**TASK STATEMENT:** Of the lines in the entries, how many hold the word "down"? Give that number alone.
— Start of DATA EXTRACT —
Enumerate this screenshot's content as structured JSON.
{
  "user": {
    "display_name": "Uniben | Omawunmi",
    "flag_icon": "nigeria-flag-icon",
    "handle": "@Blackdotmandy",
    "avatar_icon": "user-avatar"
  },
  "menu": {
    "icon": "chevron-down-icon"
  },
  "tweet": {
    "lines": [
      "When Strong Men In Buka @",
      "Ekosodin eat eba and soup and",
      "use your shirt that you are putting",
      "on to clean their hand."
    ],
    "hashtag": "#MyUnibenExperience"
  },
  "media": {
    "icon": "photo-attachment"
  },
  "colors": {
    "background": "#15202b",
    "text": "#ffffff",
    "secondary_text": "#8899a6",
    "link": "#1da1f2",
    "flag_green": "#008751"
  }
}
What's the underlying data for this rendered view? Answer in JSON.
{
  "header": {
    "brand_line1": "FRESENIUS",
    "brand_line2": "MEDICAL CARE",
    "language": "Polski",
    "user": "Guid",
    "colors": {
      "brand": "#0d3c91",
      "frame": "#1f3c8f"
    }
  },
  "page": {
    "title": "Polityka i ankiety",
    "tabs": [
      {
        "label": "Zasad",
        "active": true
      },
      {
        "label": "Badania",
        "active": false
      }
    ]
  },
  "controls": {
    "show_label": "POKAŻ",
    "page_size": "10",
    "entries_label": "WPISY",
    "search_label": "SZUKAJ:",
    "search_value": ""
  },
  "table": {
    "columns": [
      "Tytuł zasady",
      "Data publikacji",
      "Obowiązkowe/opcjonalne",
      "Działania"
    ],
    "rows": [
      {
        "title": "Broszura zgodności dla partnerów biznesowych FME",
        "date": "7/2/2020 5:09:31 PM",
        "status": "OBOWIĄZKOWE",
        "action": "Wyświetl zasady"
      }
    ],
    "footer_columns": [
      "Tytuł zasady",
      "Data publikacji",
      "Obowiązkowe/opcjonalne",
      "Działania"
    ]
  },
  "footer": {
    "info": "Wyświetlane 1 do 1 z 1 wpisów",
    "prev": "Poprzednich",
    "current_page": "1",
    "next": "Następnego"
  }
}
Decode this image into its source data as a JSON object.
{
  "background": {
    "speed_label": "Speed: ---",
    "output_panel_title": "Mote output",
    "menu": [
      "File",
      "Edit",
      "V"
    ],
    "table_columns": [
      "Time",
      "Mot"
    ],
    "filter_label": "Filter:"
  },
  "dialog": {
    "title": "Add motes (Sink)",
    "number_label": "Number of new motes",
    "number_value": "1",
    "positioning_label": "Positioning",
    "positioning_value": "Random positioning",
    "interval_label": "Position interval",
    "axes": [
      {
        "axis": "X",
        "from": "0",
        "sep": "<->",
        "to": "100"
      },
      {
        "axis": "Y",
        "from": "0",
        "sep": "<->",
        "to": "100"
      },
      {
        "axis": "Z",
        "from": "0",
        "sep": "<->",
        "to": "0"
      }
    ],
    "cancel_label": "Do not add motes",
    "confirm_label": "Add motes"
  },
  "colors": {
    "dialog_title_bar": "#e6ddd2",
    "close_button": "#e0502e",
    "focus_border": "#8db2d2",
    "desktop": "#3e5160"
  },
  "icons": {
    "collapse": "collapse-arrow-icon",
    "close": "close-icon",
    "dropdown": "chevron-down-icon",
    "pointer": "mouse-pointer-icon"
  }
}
— End of DATA EXTRACT —
**RIGHT ANSWER:** 2